** What needs to be done **
Pictures stay out of the copy; set down each line of the listing below exactly.
Begin Raw records
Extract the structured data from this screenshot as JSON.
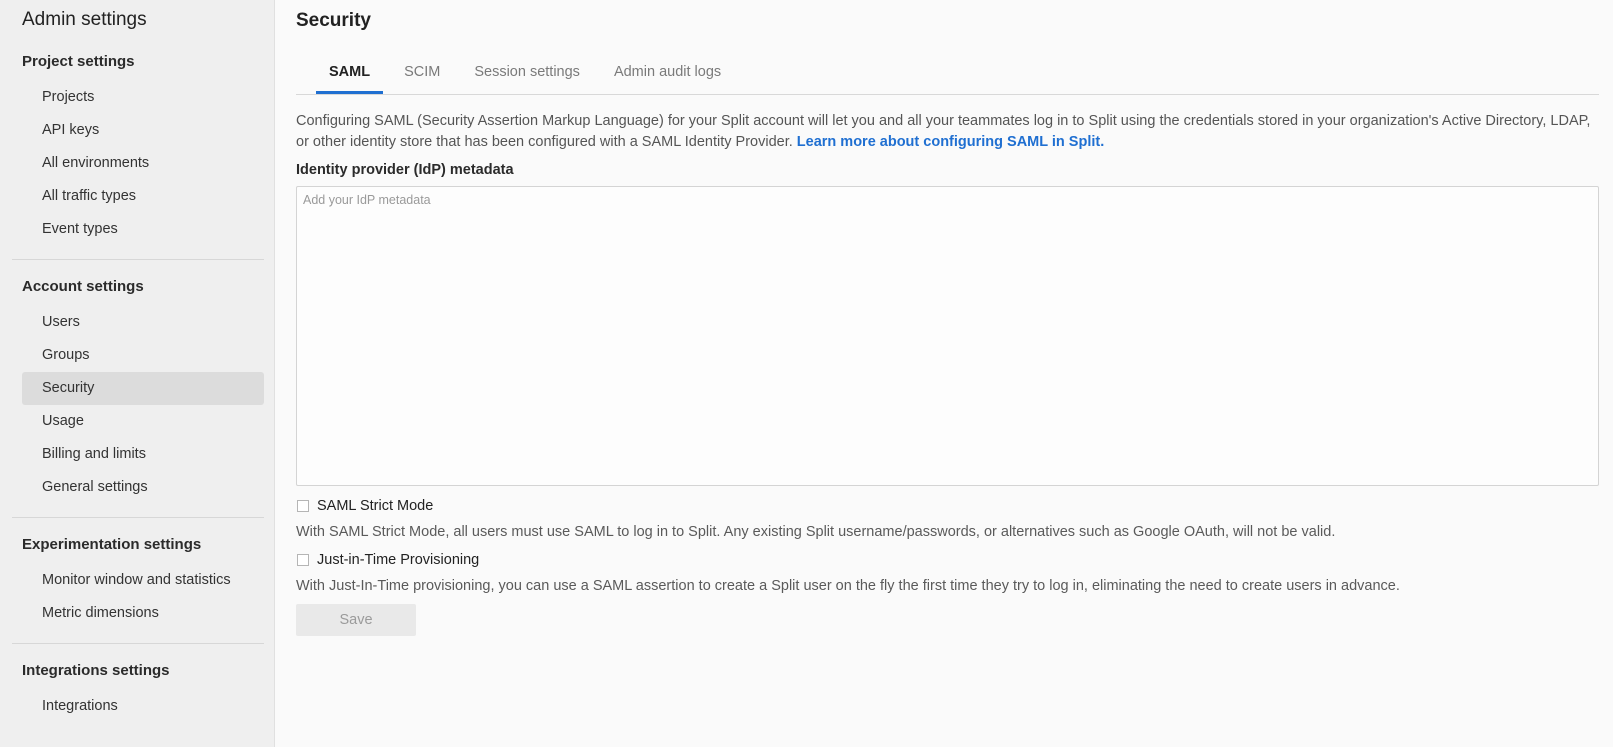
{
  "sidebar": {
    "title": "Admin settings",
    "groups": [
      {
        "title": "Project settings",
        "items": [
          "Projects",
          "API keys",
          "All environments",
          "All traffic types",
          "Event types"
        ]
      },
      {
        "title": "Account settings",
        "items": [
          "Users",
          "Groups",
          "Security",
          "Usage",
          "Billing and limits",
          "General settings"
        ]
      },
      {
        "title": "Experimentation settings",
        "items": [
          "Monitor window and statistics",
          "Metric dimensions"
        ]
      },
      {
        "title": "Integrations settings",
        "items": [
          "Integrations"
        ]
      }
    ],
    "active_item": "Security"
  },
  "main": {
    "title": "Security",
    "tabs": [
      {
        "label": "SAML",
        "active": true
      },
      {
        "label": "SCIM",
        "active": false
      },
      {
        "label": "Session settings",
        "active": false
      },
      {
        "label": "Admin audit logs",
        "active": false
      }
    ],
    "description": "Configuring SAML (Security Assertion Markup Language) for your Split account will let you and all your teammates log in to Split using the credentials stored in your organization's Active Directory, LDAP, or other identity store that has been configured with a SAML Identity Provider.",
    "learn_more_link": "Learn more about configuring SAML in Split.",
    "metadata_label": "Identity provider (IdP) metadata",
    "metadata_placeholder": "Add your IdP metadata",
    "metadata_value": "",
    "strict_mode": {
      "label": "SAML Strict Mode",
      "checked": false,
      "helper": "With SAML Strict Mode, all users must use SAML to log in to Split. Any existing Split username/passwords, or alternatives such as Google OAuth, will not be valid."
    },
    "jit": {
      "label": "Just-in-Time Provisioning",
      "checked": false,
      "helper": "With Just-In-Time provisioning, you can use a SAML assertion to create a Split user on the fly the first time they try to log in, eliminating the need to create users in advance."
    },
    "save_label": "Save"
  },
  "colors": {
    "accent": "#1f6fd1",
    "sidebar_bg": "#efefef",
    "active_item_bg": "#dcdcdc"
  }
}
End Raw records
** Complete response **
Extract the structured data from this screenshot as JSON.
{
  "sidebar": {
    "title": "Admin settings",
    "groups": [
      {
        "title": "Project settings",
        "items": [
          "Projects",
          "API keys",
          "All environments",
          "All traffic types",
          "Event types"
        ]
      },
      {
        "title": "Account settings",
        "items": [
          "Users",
          "Groups",
          "Security",
          "Usage",
          "Billing and limits",
          "General settings"
        ]
      },
      {
        "title": "Experimentation settings",
        "items": [
          "Monitor window and statistics",
          "Metric dimensions"
        ]
      },
      {
        "title": "Integrations settings",
        "items": [
          "Integrations"
        ]
      }
    ],
    "active_item": "Security"
  },
  "main": {
    "title": "Security",
    "tabs": [
      {
        "label": "SAML",
        "active": true
      },
      {
        "label": "SCIM",
        "active": false
      },
      {
        "label": "Session settings",
        "active": false
      },
      {
        "label": "Admin audit logs",
        "active": false
      }
    ],
    "description": "Configuring SAML (Security Assertion Markup Language) for your Split account will let you and all your teammates log in to Split using the credentials stored in your organization's Active Directory, LDAP, or other identity store that has been configured with a SAML Identity Provider.",
    "learn_more_link": "Learn more about configuring SAML in Split.",
    "metadata_label": "Identity provider (IdP) metadata",
    "metadata_placeholder": "Add your IdP metadata",
    "metadata_value": "",
    "strict_mode": {
      "label": "SAML Strict Mode",
      "checked": false,
      "helper": "With SAML Strict Mode, all users must use SAML to log in to Split. Any existing Split username/passwords, or alternatives such as Google OAuth, will not be valid."
    },
    "jit": {
      "label": "Just-in-Time Provisioning",
      "checked": false,
      "helper": "With Just-In-Time provisioning, you can use a SAML assertion to create a Split user on the fly the first time they try to log in, eliminating the need to create users in advance."
    },
    "save_label": "Save"
  },
  "colors": {
    "accent": "#1f6fd1",
    "sidebar_bg": "#efefef",
    "active_item_bg": "#dcdcdc"
  }
}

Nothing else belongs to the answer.